Start
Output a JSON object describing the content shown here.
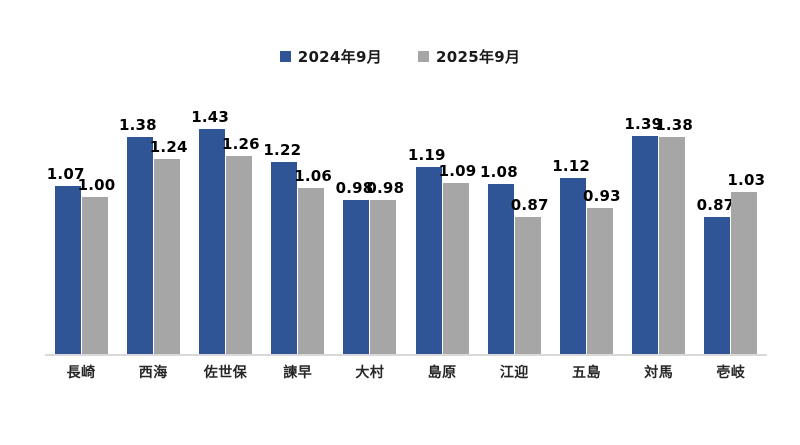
{
  "chart_data": {
    "type": "bar",
    "title": "",
    "categories": [
      "長崎",
      "西海",
      "佐世保",
      "諫早",
      "大村",
      "島原",
      "江迎",
      "五島",
      "対馬",
      "壱岐"
    ],
    "series": [
      {
        "name": "2024年9月",
        "values": [
          1.07,
          1.38,
          1.43,
          1.22,
          0.98,
          1.19,
          1.08,
          1.12,
          1.39,
          0.87
        ]
      },
      {
        "name": "2025年9月",
        "values": [
          1.0,
          1.24,
          1.26,
          1.06,
          0.98,
          1.09,
          0.87,
          0.93,
          1.38,
          1.03
        ]
      }
    ],
    "colors": [
      "#2F5597",
      "#A6A6A6"
    ],
    "axis_line_color": "#D9D9D9",
    "label_text_color": "#000000",
    "ylim": [
      0,
      1.6
    ],
    "grid": false,
    "y_axis_visible": false,
    "legend_position": "top",
    "data_labels": true,
    "label_format": "0.00"
  }
}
End
• Task brief
Without the pictures, output the full listing exactly as it stands.

• Exercise answer
Output a JSON object describing the content shown here.
{
  "chart_data": {
    "type": "bar",
    "title": "",
    "categories": [
      "長崎",
      "西海",
      "佐世保",
      "諫早",
      "大村",
      "島原",
      "江迎",
      "五島",
      "対馬",
      "壱岐"
    ],
    "series": [
      {
        "name": "2024年9月",
        "values": [
          1.07,
          1.38,
          1.43,
          1.22,
          0.98,
          1.19,
          1.08,
          1.12,
          1.39,
          0.87
        ]
      },
      {
        "name": "2025年9月",
        "values": [
          1.0,
          1.24,
          1.26,
          1.06,
          0.98,
          1.09,
          0.87,
          0.93,
          1.38,
          1.03
        ]
      }
    ],
    "colors": [
      "#2F5597",
      "#A6A6A6"
    ],
    "axis_line_color": "#D9D9D9",
    "label_text_color": "#000000",
    "ylim": [
      0,
      1.6
    ],
    "grid": false,
    "y_axis_visible": false,
    "legend_position": "top",
    "data_labels": true,
    "label_format": "0.00"
  }
}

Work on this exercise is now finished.